Requirement — From the entries that follow, list every line in which the string "content" appears.

Records for processing —

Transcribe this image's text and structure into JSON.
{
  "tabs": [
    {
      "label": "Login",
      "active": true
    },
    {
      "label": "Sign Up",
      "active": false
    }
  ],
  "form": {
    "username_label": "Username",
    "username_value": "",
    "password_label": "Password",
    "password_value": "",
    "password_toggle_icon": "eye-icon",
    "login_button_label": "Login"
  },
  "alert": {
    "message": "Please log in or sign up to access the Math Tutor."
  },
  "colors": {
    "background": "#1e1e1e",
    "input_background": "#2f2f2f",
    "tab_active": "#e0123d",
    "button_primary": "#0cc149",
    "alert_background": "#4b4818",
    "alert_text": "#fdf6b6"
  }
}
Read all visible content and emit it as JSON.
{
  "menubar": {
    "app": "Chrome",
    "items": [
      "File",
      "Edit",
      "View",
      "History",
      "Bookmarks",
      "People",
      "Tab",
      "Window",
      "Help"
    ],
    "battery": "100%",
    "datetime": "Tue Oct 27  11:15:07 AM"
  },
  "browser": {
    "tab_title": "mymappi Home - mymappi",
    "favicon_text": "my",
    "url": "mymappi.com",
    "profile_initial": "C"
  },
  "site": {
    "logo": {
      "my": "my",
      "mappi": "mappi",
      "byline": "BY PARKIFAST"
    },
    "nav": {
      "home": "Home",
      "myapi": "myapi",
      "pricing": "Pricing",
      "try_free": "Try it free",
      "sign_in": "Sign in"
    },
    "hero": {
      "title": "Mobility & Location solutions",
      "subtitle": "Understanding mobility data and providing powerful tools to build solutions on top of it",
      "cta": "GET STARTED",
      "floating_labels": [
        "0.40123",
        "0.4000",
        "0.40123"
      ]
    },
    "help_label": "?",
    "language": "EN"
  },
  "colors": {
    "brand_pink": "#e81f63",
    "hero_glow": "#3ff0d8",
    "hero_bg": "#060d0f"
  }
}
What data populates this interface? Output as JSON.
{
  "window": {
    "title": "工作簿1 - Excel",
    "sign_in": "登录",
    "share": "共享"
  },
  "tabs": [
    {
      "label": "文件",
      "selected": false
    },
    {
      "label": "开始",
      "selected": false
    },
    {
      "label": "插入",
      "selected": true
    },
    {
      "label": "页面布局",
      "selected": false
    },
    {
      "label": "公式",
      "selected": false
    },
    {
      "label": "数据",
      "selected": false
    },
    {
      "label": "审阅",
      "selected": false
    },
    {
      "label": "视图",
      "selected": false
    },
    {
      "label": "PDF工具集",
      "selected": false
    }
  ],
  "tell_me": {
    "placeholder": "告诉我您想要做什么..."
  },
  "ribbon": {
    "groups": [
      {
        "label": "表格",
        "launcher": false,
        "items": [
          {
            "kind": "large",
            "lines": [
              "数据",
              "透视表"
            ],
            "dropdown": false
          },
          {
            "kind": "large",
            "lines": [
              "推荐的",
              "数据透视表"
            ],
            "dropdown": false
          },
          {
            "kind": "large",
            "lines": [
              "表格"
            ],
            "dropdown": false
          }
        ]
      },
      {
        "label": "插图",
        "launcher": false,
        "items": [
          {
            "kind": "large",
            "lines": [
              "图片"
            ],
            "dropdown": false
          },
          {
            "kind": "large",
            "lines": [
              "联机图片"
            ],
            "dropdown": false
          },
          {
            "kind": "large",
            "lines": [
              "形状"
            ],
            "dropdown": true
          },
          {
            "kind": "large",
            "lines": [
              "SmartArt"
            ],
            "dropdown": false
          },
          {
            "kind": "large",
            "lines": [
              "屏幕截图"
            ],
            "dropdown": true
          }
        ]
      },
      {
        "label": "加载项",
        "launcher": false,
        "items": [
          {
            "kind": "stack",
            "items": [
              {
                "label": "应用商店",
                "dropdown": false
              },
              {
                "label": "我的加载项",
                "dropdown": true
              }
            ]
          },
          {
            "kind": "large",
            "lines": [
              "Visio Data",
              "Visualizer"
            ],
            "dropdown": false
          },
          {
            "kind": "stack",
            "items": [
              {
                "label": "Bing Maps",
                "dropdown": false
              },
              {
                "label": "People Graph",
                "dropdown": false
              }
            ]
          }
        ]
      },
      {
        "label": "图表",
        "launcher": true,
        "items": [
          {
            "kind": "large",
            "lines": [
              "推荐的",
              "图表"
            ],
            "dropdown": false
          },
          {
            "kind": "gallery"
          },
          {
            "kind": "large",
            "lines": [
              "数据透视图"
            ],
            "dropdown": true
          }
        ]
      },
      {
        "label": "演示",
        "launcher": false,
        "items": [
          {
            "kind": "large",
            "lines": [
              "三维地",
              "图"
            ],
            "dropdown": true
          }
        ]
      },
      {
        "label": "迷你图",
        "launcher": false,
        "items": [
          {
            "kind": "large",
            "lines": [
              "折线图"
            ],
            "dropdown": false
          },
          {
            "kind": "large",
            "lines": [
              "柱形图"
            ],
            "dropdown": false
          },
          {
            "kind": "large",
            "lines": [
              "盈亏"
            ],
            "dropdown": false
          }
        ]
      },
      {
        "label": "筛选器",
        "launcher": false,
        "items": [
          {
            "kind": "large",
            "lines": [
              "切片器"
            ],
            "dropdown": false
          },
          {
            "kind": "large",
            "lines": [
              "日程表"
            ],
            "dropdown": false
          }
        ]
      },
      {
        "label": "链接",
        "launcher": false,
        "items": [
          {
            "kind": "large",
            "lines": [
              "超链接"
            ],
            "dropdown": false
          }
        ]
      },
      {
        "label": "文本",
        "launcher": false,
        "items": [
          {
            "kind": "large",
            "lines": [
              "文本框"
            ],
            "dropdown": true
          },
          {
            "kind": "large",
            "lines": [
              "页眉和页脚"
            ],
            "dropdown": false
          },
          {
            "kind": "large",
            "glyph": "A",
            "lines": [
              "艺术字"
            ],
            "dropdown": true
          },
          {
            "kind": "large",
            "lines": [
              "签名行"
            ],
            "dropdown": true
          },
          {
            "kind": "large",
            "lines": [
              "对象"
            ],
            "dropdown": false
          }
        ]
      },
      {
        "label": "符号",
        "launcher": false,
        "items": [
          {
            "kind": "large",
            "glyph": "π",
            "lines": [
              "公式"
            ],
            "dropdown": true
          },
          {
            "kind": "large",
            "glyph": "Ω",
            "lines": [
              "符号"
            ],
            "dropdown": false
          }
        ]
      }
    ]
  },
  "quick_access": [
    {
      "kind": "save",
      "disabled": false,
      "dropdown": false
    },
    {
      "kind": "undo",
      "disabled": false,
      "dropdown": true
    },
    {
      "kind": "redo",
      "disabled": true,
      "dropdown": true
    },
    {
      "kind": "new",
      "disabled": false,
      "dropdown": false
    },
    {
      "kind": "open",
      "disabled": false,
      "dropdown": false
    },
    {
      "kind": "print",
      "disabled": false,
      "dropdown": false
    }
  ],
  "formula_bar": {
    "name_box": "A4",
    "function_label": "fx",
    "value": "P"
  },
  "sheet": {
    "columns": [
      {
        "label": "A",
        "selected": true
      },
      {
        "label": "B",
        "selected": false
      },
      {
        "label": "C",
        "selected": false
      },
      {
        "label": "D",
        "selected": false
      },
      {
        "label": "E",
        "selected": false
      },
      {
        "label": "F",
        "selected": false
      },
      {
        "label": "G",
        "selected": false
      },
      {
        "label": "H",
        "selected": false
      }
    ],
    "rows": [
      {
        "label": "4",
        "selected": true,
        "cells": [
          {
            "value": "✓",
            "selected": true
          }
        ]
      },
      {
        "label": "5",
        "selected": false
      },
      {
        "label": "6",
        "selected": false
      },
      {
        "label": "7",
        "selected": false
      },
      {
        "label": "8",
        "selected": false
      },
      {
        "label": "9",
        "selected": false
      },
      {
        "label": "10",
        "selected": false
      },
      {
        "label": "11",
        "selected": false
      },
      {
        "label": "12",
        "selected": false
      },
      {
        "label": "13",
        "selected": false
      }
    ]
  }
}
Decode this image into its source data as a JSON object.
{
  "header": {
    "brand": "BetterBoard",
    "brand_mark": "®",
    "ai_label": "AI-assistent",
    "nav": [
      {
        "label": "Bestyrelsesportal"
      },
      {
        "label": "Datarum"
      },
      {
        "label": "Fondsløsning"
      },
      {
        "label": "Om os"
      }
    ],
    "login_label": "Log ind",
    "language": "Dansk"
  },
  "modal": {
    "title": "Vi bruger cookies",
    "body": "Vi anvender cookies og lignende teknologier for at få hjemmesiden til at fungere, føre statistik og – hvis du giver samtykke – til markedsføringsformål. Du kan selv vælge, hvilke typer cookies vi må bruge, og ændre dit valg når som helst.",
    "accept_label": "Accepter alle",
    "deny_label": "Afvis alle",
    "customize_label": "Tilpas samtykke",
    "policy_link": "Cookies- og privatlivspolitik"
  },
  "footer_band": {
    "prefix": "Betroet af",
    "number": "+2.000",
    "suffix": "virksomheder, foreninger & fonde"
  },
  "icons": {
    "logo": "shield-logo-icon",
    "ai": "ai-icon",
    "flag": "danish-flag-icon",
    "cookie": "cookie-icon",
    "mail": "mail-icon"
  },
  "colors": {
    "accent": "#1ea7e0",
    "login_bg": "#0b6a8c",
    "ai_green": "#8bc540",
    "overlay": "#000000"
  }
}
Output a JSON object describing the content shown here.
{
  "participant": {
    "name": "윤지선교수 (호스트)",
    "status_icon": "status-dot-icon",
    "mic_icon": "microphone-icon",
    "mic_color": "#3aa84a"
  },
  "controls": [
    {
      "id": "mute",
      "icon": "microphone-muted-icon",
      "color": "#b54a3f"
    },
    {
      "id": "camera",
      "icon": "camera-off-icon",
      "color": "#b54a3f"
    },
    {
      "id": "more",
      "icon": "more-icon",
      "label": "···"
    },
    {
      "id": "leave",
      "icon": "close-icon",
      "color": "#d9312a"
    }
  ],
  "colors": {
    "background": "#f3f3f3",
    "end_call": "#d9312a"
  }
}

Answer —
Read all visible content and emit it as JSON.
Output a JSON object describing the content shown here.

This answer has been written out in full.